(Figure dataset records)
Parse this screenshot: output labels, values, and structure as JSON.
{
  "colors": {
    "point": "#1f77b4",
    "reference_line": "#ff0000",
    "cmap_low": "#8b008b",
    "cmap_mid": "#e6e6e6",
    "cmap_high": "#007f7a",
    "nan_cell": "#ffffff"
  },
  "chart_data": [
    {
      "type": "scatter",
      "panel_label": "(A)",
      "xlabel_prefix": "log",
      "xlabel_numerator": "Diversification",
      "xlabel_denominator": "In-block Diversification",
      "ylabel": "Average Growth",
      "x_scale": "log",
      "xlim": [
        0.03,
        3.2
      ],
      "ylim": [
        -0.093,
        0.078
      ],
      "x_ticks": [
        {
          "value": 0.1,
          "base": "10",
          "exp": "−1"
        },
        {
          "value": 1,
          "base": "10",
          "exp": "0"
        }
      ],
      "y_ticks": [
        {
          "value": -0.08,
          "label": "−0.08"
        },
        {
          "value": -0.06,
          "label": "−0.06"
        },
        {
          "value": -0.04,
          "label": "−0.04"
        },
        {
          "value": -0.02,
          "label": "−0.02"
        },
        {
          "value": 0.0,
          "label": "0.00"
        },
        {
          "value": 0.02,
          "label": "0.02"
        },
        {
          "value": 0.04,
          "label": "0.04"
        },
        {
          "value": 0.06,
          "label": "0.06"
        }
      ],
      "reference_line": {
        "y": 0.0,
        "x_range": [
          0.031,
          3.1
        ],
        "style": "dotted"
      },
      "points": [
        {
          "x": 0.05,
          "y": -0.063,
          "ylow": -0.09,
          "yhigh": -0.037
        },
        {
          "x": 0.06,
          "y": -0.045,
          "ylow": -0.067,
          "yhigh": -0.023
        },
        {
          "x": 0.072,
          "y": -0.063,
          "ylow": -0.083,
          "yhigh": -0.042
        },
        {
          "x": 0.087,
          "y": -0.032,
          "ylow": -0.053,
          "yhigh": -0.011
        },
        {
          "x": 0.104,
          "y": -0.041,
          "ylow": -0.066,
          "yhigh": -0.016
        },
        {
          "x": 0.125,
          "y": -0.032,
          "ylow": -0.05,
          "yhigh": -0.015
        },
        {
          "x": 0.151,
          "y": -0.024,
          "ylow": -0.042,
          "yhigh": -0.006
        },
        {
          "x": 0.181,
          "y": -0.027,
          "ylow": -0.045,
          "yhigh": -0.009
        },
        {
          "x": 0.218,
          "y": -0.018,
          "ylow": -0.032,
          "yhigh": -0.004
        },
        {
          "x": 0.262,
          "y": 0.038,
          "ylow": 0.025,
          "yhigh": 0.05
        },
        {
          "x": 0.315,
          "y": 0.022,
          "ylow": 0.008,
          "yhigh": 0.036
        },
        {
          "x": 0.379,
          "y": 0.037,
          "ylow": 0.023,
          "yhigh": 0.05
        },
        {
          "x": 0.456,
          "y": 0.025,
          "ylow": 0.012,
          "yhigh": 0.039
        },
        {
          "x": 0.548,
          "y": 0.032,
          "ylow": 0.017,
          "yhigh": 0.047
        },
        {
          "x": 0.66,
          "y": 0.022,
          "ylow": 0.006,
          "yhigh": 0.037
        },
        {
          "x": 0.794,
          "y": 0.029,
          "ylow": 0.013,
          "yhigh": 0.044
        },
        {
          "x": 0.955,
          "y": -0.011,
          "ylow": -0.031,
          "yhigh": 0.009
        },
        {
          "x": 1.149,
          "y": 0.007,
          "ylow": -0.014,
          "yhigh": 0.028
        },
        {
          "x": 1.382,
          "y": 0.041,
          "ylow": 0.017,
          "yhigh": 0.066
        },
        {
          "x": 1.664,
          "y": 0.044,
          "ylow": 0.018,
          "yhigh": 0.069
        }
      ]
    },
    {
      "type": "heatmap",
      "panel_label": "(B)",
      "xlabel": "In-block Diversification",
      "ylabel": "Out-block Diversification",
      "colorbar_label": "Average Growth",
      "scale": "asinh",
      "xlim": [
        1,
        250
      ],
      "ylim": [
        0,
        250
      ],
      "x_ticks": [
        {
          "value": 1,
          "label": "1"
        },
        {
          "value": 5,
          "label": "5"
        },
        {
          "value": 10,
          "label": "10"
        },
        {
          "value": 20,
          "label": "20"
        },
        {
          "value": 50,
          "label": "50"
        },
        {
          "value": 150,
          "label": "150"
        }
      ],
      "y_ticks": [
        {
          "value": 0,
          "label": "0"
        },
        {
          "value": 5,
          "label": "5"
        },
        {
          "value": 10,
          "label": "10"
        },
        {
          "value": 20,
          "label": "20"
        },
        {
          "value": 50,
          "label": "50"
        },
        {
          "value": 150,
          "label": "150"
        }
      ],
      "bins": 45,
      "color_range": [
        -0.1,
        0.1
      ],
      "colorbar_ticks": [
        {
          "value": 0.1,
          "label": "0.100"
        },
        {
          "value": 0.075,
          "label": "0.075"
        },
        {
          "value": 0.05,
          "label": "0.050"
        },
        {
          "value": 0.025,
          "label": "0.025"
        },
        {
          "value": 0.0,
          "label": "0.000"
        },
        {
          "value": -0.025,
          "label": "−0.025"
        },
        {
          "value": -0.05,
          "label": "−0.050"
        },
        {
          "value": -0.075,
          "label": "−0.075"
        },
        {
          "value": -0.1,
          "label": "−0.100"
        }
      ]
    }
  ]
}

Task statement: Find all the lines containing "Average" in the material, then copy them.

Reply to the task:
      "ylabel": "Average Growth",
      "colorbar_label": "Average Growth",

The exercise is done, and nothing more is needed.